▶ **AIM OF THE EXERCISE**
Reproduce every entry exactly and leave its pictures out.

▶ **INFORMATION GIVEN**
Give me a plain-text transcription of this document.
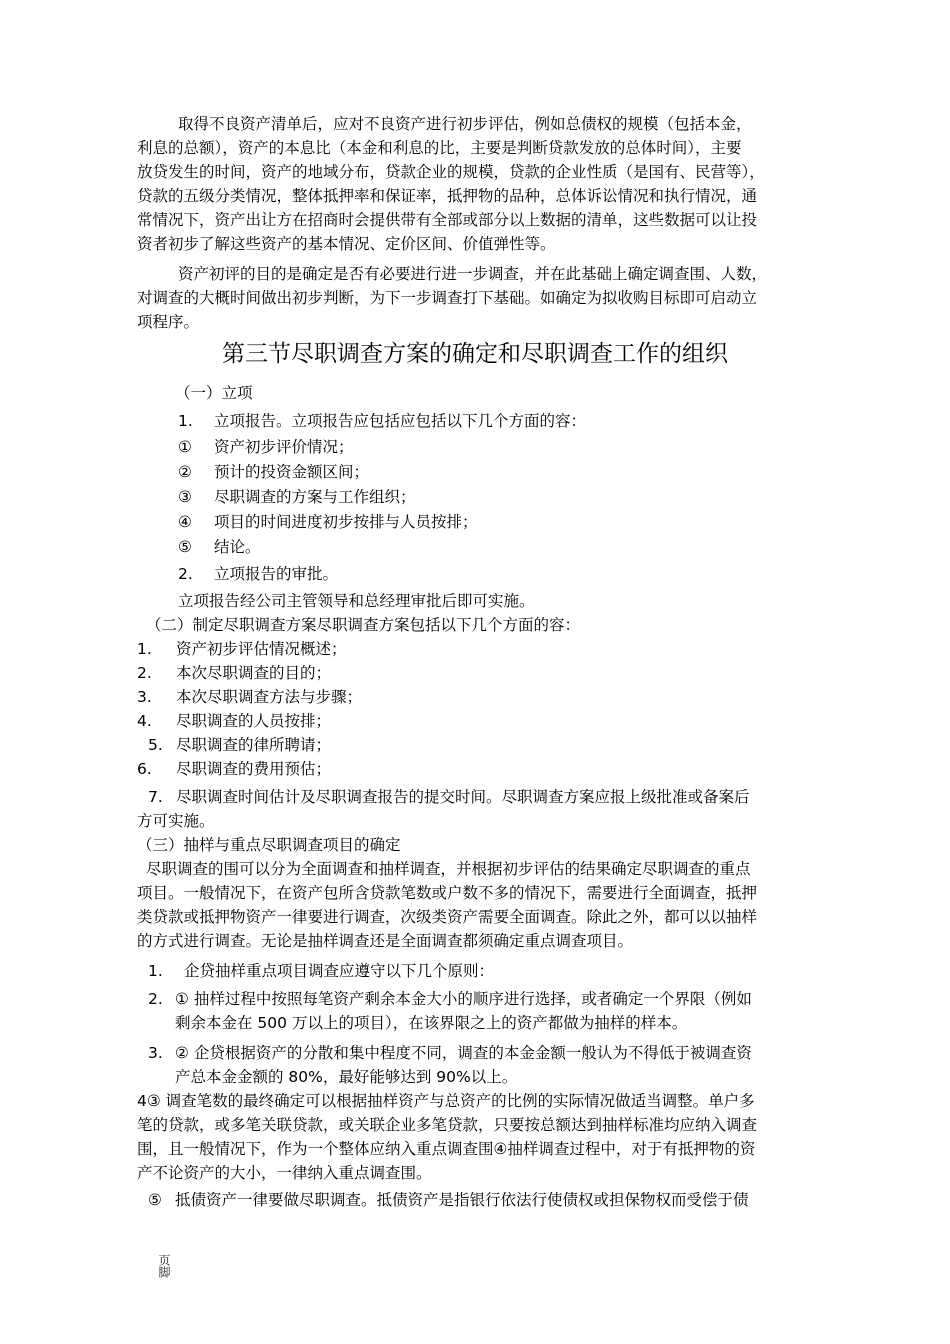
取得不良资产清单后，应对不良资产进行初步评估，例如总债权的规模（包括本金，
利息的总额），资产的本息比（本金和利息的比，主要是判断贷款发放的总体时间），主要
放贷发生的时间，资产的地域分布，贷款企业的规模，贷款的企业性质（是国有、民营等），
贷款的五级分类情况，整体抵押率和保证率，抵押物的品种，总体诉讼情况和执行情况，通
常情况下，资产出让方在招商时会提供带有全部或部分以上数据的清单，这些数据可以让投
资者初步了解这些资产的基本情况、定价区间、价值弹性等。
资产初评的目的是确定是否有必要进行进一步调查，并在此基础上确定调查围、人数，
对调查的大概时间做出初步判断，为下一步调查打下基础。如确定为拟收购目标即可启动立
项程序。
第三节尽职调查方案的确定和尽职调查工作的组织
（一）立项
1. 立项报告。立项报告应包括应包括以下几个方面的容：
① 资产初步评价情况；
② 预计的投资金额区间；
③ 尽职调查的方案与工作组织；
④ 项目的时间进度初步按排与人员按排；
⑤ 结论。
2. 立项报告的审批。
立项报告经公司主管领导和总经理审批后即可实施。
（二）制定尽职调查方案尽职调查方案包括以下几个方面的容：
1. 资产初步评估情况概述；
2. 本次尽职调查的目的；
3. 本次尽职调查方法与步骤；
4. 尽职调查的人员按排；
5. 尽职调查的律所聘请；
6. 尽职调查的费用预估；
7. 尽职调查时间估计及尽职调查报告的提交时间。尽职调查方案应报上级批准或备案后
方可实施。
（三）抽样与重点尽职调查项目的确定
尽职调查的围可以分为全面调查和抽样调查，并根据初步评估的结果确定尽职调查的重点
项目。一般情况下，在资产包所含贷款笔数或户数不多的情况下，需要进行全面调查，抵押
类贷款或抵押物资产一律要进行调查，次级类资产需要全面调查。除此之外，都可以以抽样
的方式进行调查。无论是抽样调查还是全面调查都须确定重点调查项目。
1. 企贷抽样重点项目调查应遵守以下几个原则：
2. ① 抽样过程中按照每笔资产剩余本金大小的顺序进行选择，或者确定一个界限（例如
剩余本金在 500 万以上的项目），在该界限之上的资产都做为抽样的样本。
3. ② 企贷根据资产的分散和集中程度不同，调查的本金金额一般认为不得低于被调查资
产总本金金额的 80%，最好能够达到 90%以上。
4③ 调查笔数的最终确定可以根据抽样资产与总资产的比例的实际情况做适当调整。单户多
笔的贷款，或多笔关联贷款，或关联企业多笔贷款，只要按总额达到抽样标准均应纳入调查
围，且一般情况下，作为一个整体应纳入重点调查围④抽样调查过程中，对于有抵押物的资
产不论资产的大小，一律纳入重点调查围。
⑤ 抵债资产一律要做尽职调查。抵债资产是指银行依法行使债权或担保物权而受偿于债
页脚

▶ **ANSWER TO THE TASK**
Give me a plain-text transcription of this document.
取得不良资产清单后，应对不良资产进行初步评估，例如总债权的规模（包括本金，
利息的总额），资产的本息比（本金和利息的比，主要是判断贷款发放的总体时间），主要
放贷发生的时间，资产的地域分布，贷款企业的规模，贷款的企业性质（是国有、民营等），
贷款的五级分类情况，整体抵押率和保证率，抵押物的品种，总体诉讼情况和执行情况，通
常情况下，资产出让方在招商时会提供带有全部或部分以上数据的清单，这些数据可以让投
资者初步了解这些资产的基本情况、定价区间、价值弹性等。
资产初评的目的是确定是否有必要进行进一步调查，并在此基础上确定调查围、人数，
对调查的大概时间做出初步判断，为下一步调查打下基础。如确定为拟收购目标即可启动立
项程序。
第三节尽职调查方案的确定和尽职调查工作的组织
（一）立项
1. 立项报告。立项报告应包括应包括以下几个方面的容：
① 资产初步评价情况；
② 预计的投资金额区间；
③ 尽职调查的方案与工作组织；
④ 项目的时间进度初步按排与人员按排；
⑤ 结论。
2. 立项报告的审批。
立项报告经公司主管领导和总经理审批后即可实施。
（二）制定尽职调查方案尽职调查方案包括以下几个方面的容：
1. 资产初步评估情况概述；
2. 本次尽职调查的目的；
3. 本次尽职调查方法与步骤；
4. 尽职调查的人员按排；
5. 尽职调查的律所聘请；
6. 尽职调查的费用预估；
7. 尽职调查时间估计及尽职调查报告的提交时间。尽职调查方案应报上级批准或备案后
方可实施。
（三）抽样与重点尽职调查项目的确定
尽职调查的围可以分为全面调查和抽样调查，并根据初步评估的结果确定尽职调查的重点
项目。一般情况下，在资产包所含贷款笔数或户数不多的情况下，需要进行全面调查，抵押
类贷款或抵押物资产一律要进行调查，次级类资产需要全面调查。除此之外，都可以以抽样
的方式进行调查。无论是抽样调查还是全面调查都须确定重点调查项目。
1. 企贷抽样重点项目调查应遵守以下几个原则：
2. ① 抽样过程中按照每笔资产剩余本金大小的顺序进行选择，或者确定一个界限（例如
剩余本金在 500 万以上的项目），在该界限之上的资产都做为抽样的样本。
3. ② 企贷根据资产的分散和集中程度不同，调查的本金金额一般认为不得低于被调查资
产总本金金额的 80%，最好能够达到 90%以上。
4③ 调查笔数的最终确定可以根据抽样资产与总资产的比例的实际情况做适当调整。单户多
笔的贷款，或多笔关联贷款，或关联企业多笔贷款，只要按总额达到抽样标准均应纳入调查
围，且一般情况下，作为一个整体应纳入重点调查围④抽样调查过程中，对于有抵押物的资
产不论资产的大小，一律纳入重点调查围。
⑤ 抵债资产一律要做尽职调查。抵债资产是指银行依法行使债权或担保物权而受偿于债
页脚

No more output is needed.